What the task requires: Go through the data below. Pull out every line that has the word "CHAPTER".

-----

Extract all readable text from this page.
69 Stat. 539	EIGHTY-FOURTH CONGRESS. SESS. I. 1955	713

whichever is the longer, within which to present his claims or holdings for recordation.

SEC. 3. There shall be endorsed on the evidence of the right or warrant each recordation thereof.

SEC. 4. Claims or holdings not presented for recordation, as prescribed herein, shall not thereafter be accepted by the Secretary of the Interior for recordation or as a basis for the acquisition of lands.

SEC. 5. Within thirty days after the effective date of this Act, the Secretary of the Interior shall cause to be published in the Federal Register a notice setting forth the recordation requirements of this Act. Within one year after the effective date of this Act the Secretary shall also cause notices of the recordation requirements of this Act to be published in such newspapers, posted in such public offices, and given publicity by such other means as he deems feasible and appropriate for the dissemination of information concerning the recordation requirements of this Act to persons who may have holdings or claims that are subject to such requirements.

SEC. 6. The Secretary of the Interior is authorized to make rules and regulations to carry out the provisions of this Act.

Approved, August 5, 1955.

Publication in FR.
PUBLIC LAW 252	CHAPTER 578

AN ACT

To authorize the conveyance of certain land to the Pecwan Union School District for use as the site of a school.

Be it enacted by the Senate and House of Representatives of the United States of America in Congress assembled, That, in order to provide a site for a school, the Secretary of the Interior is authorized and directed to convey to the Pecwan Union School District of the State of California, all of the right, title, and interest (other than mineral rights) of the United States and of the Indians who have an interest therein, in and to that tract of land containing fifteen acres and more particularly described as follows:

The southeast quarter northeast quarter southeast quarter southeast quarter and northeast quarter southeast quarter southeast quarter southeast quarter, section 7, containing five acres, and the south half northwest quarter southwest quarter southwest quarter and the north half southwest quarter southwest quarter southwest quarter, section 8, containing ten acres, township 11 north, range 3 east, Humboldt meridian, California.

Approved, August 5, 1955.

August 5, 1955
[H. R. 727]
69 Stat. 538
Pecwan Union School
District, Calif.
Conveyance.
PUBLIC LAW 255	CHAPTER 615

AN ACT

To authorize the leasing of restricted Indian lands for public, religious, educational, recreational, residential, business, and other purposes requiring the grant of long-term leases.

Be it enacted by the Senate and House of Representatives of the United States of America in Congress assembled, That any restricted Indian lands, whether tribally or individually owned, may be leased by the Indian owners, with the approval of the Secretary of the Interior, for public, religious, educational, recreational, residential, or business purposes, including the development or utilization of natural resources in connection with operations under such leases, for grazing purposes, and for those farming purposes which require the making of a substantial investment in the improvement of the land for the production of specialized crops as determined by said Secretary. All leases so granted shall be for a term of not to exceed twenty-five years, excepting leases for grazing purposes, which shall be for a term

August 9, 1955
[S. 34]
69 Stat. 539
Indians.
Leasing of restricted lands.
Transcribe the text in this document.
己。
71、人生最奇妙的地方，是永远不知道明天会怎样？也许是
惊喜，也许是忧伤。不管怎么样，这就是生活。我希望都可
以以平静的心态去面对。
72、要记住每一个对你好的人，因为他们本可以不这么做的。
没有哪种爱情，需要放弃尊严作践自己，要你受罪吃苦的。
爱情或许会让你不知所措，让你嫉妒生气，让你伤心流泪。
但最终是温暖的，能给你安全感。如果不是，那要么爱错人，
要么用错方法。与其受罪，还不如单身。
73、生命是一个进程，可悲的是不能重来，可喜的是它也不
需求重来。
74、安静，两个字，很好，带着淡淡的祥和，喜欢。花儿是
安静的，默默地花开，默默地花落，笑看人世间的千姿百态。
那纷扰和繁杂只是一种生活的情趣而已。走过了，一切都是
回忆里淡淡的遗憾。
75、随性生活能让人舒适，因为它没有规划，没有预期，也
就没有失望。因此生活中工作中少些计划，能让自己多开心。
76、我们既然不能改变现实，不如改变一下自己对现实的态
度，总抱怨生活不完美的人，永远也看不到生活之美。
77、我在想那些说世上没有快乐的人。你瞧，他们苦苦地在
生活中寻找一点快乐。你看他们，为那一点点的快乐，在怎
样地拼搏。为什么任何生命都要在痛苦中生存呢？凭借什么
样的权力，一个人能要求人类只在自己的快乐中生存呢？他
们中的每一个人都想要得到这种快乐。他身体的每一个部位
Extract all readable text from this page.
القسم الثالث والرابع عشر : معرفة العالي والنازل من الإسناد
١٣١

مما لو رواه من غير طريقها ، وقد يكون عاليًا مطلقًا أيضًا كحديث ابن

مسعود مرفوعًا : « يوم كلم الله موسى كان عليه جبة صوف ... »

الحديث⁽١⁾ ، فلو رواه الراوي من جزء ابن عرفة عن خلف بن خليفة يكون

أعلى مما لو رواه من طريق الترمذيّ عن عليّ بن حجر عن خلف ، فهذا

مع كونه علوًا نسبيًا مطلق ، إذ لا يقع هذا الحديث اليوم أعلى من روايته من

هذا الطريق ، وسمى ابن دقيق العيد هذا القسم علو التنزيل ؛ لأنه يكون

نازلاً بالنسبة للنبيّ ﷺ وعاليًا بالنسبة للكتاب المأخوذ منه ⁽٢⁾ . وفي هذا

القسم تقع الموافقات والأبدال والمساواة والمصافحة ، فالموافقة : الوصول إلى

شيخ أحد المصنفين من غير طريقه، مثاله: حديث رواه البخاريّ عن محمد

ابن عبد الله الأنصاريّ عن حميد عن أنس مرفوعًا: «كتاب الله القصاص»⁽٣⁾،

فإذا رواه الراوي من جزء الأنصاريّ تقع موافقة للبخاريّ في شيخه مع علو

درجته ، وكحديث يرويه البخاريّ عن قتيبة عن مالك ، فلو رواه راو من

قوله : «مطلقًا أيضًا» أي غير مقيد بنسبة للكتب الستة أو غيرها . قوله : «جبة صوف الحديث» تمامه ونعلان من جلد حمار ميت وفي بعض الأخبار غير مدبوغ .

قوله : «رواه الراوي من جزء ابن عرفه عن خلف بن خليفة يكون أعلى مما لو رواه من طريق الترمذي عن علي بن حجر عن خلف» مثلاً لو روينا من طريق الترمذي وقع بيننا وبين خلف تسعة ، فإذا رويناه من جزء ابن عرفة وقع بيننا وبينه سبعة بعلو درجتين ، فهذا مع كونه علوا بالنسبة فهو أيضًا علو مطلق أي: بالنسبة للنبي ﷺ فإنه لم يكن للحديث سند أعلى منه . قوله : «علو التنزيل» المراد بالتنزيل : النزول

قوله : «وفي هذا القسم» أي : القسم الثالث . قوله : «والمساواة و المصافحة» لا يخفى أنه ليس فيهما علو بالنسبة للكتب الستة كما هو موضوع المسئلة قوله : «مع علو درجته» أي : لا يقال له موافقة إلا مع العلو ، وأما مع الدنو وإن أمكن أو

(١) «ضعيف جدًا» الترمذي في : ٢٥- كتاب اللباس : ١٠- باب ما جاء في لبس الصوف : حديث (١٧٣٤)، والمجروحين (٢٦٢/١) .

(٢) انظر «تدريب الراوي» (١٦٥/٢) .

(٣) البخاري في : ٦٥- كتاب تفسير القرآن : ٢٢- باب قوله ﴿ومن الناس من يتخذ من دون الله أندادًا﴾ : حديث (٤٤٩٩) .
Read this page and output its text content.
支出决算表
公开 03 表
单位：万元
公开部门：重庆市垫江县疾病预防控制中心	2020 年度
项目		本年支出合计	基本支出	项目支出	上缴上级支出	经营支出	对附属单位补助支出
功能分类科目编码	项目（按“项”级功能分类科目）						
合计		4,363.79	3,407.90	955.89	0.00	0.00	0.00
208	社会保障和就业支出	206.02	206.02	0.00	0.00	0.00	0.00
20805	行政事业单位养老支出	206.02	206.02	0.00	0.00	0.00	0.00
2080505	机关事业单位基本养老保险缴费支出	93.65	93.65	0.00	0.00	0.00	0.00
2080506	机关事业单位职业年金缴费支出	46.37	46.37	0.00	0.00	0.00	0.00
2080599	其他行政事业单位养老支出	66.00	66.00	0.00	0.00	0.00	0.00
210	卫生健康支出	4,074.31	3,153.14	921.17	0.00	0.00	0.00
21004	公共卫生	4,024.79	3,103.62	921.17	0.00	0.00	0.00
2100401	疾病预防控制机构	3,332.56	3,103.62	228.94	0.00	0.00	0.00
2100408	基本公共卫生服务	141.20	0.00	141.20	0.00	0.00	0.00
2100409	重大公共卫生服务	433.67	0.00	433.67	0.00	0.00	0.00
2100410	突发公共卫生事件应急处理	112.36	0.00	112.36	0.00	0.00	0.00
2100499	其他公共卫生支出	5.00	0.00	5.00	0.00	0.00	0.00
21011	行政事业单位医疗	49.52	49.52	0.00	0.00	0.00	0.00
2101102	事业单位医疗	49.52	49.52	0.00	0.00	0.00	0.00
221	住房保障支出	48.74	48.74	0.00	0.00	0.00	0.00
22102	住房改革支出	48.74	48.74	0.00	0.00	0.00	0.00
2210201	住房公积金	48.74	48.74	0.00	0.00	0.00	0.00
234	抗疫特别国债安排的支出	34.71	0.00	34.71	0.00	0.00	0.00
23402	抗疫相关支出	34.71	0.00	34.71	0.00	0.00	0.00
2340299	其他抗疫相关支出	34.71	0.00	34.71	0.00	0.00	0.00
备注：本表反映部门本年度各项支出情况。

-----

Solution to this problem:
PUBLIC LAW 252	CHAPTER 578
PUBLIC LAW 255	CHAPTER 615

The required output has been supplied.